_Given task_
Find every line with the word "Equator" and report how many there are, without any other text.

_Data records_
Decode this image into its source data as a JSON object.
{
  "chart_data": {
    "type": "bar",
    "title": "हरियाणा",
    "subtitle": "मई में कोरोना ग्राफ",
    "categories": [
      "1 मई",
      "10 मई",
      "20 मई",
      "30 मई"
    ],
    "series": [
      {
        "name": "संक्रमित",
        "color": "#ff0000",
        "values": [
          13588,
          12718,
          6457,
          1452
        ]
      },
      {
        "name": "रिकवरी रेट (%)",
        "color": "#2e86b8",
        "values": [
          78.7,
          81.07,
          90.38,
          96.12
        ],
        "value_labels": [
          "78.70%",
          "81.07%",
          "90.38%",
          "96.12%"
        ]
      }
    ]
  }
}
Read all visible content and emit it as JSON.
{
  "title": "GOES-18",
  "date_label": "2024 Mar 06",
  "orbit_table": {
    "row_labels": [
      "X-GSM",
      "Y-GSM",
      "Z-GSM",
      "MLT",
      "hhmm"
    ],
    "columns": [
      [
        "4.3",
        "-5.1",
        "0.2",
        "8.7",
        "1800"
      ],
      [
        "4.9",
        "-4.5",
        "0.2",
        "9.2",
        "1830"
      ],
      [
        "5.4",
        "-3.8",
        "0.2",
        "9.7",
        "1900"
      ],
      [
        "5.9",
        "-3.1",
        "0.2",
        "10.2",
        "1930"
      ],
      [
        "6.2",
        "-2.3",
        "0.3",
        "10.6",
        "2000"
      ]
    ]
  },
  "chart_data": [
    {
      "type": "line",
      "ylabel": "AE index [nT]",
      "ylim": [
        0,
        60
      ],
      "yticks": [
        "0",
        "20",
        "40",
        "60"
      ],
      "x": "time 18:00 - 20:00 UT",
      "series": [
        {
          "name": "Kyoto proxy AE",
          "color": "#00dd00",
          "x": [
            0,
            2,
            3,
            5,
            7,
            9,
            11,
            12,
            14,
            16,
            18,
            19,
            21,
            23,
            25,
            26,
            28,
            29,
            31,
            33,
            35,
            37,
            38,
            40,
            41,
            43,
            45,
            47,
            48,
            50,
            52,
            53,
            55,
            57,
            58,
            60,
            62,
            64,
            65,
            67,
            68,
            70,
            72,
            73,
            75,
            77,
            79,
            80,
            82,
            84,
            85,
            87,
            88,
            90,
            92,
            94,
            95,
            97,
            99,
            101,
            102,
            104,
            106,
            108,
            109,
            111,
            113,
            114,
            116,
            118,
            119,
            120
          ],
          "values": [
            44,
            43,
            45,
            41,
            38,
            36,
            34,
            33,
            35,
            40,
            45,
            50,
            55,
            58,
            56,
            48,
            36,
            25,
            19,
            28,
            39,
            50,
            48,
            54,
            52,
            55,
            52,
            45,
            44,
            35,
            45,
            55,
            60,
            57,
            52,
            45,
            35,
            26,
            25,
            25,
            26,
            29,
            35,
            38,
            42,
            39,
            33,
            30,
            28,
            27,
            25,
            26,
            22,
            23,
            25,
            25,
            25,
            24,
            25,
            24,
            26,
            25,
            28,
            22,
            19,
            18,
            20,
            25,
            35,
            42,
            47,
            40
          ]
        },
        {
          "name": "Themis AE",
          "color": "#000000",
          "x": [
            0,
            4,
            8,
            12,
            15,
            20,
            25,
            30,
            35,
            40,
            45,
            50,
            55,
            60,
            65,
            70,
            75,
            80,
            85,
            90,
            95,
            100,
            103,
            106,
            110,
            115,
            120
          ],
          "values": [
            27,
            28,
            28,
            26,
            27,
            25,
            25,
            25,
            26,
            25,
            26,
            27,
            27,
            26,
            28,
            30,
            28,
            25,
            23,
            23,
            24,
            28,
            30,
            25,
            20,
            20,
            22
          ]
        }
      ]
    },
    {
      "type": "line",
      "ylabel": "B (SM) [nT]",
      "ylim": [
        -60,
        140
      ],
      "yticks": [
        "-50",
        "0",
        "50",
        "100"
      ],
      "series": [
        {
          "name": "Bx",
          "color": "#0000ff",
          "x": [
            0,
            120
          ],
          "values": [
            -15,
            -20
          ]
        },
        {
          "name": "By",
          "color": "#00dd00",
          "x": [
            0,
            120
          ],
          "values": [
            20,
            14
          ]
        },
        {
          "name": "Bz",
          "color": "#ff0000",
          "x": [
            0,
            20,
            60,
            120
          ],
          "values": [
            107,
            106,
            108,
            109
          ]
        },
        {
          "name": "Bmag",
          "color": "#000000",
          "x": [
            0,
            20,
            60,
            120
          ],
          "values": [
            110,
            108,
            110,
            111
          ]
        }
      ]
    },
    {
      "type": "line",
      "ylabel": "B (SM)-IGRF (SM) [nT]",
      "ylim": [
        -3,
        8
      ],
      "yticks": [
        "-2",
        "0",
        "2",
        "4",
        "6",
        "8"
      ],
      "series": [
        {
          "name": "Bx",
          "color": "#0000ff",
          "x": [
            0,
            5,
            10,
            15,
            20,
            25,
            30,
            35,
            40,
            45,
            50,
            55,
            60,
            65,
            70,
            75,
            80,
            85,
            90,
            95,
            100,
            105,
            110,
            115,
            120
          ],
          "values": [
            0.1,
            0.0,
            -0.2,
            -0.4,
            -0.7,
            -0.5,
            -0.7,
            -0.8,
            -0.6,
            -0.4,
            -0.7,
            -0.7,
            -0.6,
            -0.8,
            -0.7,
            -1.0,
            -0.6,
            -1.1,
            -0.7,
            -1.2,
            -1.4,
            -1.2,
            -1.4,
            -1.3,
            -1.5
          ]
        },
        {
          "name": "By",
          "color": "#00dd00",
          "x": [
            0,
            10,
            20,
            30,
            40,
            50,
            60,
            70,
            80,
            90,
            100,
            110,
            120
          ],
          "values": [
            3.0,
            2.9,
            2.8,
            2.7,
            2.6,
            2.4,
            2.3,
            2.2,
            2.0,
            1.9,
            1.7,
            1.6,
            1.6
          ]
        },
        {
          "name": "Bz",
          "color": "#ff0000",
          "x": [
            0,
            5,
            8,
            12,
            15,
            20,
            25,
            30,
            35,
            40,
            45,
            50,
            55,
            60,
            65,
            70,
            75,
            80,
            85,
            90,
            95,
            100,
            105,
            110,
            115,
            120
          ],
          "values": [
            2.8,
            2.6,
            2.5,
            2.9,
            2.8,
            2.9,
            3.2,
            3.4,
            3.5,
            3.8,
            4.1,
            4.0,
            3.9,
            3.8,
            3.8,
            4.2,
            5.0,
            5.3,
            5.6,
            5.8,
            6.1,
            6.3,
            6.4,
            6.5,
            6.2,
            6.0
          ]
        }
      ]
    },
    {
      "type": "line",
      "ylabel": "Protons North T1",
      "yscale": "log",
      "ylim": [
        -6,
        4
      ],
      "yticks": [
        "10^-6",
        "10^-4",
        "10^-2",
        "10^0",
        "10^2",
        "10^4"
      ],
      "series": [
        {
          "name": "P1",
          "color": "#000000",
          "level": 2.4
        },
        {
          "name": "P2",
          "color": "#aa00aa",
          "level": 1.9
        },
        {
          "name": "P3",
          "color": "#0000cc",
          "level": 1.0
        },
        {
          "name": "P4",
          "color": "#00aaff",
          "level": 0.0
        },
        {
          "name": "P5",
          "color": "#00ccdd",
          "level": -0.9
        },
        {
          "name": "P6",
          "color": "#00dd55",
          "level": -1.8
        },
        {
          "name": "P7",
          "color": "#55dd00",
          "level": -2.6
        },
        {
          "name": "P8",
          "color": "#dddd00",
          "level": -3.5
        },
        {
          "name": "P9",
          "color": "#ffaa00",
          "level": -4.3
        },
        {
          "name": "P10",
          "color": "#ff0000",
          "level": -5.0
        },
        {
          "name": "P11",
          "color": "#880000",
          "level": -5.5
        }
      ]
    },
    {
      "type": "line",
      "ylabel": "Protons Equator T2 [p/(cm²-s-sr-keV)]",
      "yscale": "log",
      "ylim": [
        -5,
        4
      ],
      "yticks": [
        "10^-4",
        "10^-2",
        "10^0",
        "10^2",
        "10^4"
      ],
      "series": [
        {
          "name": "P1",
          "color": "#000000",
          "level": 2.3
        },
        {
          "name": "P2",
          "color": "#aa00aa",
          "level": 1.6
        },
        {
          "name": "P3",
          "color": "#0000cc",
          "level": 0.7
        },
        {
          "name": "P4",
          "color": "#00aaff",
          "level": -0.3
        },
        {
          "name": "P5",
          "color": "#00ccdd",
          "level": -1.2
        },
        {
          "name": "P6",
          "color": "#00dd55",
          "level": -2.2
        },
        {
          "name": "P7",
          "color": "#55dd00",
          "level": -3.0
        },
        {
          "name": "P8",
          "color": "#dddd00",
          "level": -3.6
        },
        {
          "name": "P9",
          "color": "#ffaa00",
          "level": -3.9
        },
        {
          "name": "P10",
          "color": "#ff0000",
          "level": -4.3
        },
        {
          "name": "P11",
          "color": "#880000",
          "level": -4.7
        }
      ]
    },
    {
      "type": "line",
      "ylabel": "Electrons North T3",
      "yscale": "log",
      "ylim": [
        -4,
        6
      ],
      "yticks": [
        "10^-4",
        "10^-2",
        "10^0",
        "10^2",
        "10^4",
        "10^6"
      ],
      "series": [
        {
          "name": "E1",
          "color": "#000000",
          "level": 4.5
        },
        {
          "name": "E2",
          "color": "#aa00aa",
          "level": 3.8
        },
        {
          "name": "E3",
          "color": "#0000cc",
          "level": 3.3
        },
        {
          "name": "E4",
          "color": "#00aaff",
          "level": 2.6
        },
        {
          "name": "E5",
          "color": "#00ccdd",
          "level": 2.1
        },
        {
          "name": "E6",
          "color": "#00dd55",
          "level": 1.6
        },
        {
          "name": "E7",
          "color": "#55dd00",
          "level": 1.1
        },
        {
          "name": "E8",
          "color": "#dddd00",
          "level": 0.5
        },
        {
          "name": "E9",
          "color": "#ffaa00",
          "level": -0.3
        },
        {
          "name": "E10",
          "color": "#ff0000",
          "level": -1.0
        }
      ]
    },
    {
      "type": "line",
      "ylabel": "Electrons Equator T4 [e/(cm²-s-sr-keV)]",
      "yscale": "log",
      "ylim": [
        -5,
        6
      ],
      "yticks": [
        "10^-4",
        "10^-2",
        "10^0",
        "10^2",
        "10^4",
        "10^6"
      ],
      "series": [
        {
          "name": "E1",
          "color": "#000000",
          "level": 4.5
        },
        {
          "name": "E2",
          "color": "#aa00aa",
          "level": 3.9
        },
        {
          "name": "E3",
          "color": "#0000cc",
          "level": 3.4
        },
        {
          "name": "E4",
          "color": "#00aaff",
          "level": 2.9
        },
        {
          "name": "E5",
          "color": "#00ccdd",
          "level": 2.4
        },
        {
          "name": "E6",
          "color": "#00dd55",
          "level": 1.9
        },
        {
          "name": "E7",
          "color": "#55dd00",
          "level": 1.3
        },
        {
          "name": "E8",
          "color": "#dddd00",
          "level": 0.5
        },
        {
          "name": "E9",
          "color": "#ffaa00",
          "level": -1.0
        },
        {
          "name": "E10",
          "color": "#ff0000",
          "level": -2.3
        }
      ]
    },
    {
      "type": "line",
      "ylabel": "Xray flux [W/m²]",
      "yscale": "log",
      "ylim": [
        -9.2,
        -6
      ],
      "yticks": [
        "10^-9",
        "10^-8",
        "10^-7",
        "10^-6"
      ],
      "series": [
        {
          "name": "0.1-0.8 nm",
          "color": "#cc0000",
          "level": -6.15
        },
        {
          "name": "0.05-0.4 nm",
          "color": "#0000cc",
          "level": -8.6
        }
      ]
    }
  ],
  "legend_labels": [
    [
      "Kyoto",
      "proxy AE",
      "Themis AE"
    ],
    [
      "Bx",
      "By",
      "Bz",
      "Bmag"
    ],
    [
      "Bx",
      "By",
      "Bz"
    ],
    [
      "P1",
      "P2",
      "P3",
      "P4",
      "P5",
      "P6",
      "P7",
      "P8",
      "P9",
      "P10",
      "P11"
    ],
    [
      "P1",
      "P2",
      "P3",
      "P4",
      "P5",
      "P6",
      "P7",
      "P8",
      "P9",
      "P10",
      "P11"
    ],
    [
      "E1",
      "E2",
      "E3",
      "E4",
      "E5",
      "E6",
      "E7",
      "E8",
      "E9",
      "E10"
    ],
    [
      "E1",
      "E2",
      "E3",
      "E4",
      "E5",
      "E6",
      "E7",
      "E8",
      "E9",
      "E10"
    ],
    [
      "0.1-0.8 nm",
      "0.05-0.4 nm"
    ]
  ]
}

_Reply_
2